Recorded data
● ● ● ●
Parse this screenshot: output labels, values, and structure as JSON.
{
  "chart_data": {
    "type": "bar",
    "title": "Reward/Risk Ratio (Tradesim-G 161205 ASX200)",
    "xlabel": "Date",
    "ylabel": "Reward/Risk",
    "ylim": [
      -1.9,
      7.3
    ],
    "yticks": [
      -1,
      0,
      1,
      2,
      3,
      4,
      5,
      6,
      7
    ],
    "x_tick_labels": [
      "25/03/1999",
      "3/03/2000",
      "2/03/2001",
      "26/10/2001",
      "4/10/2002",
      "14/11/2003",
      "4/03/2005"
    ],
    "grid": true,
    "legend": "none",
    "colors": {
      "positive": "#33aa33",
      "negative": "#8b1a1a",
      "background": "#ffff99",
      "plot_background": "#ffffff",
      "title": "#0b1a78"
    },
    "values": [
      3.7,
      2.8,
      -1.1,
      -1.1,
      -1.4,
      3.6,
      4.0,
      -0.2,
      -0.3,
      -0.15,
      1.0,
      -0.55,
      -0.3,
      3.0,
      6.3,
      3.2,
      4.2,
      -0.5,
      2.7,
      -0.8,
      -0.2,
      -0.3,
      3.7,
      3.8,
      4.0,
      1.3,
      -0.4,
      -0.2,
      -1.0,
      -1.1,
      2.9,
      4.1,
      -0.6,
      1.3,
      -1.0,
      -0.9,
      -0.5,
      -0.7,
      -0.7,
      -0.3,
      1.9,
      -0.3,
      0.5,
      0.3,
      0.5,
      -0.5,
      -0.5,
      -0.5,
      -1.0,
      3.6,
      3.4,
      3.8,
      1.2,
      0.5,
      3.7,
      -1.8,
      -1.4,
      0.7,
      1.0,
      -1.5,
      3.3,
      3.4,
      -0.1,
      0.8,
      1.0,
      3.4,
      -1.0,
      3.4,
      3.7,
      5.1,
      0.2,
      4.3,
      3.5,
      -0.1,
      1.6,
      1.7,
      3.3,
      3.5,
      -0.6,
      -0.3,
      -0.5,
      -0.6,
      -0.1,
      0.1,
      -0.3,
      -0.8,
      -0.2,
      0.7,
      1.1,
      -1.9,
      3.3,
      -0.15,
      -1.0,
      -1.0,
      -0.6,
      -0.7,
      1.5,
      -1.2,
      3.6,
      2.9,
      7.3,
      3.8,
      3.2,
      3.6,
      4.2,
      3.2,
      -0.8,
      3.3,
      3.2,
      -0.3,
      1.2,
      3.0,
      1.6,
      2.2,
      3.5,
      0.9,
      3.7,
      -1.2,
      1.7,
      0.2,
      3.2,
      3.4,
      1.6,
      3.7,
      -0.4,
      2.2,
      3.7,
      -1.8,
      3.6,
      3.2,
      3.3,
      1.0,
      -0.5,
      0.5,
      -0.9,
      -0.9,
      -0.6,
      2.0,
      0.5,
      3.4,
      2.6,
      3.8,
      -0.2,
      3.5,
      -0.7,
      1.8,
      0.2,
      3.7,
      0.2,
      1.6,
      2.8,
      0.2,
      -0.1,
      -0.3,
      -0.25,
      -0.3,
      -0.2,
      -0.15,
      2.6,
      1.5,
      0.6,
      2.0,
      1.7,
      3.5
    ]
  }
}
● ● ● ●
*Problem requirements*: Print every line of the records exactly. Omit nothing.

*Completed task*:
Parse this screenshot: output labels, values, and structure as JSON.
{
  "chart_data": {
    "type": "bar",
    "title": "Reward/Risk Ratio (Tradesim-G 161205 ASX200)",
    "xlabel": "Date",
    "ylabel": "Reward/Risk",
    "ylim": [
      -1.9,
      7.3
    ],
    "yticks": [
      -1,
      0,
      1,
      2,
      3,
      4,
      5,
      6,
      7
    ],
    "x_tick_labels": [
      "25/03/1999",
      "3/03/2000",
      "2/03/2001",
      "26/10/2001",
      "4/10/2002",
      "14/11/2003",
      "4/03/2005"
    ],
    "grid": true,
    "legend": "none",
    "colors": {
      "positive": "#33aa33",
      "negative": "#8b1a1a",
      "background": "#ffff99",
      "plot_background": "#ffffff",
      "title": "#0b1a78"
    },
    "values": [
      3.7,
      2.8,
      -1.1,
      -1.1,
      -1.4,
      3.6,
      4.0,
      -0.2,
      -0.3,
      -0.15,
      1.0,
      -0.55,
      -0.3,
      3.0,
      6.3,
      3.2,
      4.2,
      -0.5,
      2.7,
      -0.8,
      -0.2,
      -0.3,
      3.7,
      3.8,
      4.0,
      1.3,
      -0.4,
      -0.2,
      -1.0,
      -1.1,
      2.9,
      4.1,
      -0.6,
      1.3,
      -1.0,
      -0.9,
      -0.5,
      -0.7,
      -0.7,
      -0.3,
      1.9,
      -0.3,
      0.5,
      0.3,
      0.5,
      -0.5,
      -0.5,
      -0.5,
      -1.0,
      3.6,
      3.4,
      3.8,
      1.2,
      0.5,
      3.7,
      -1.8,
      -1.4,
      0.7,
      1.0,
      -1.5,
      3.3,
      3.4,
      -0.1,
      0.8,
      1.0,
      3.4,
      -1.0,
      3.4,
      3.7,
      5.1,
      0.2,
      4.3,
      3.5,
      -0.1,
      1.6,
      1.7,
      3.3,
      3.5,
      -0.6,
      -0.3,
      -0.5,
      -0.6,
      -0.1,
      0.1,
      -0.3,
      -0.8,
      -0.2,
      0.7,
      1.1,
      -1.9,
      3.3,
      -0.15,
      -1.0,
      -1.0,
      -0.6,
      -0.7,
      1.5,
      -1.2,
      3.6,
      2.9,
      7.3,
      3.8,
      3.2,
      3.6,
      4.2,
      3.2,
      -0.8,
      3.3,
      3.2,
      -0.3,
      1.2,
      3.0,
      1.6,
      2.2,
      3.5,
      0.9,
      3.7,
      -1.2,
      1.7,
      0.2,
      3.2,
      3.4,
      1.6,
      3.7,
      -0.4,
      2.2,
      3.7,
      -1.8,
      3.6,
      3.2,
      3.3,
      1.0,
      -0.5,
      0.5,
      -0.9,
      -0.9,
      -0.6,
      2.0,
      0.5,
      3.4,
      2.6,
      3.8,
      -0.2,
      3.5,
      -0.7,
      1.8,
      0.2,
      3.7,
      0.2,
      1.6,
      2.8,
      0.2,
      -0.1,
      -0.3,
      -0.25,
      -0.3,
      -0.2,
      -0.15,
      2.6,
      1.5,
      0.6,
      2.0,
      1.7,
      3.5
    ]
  }
}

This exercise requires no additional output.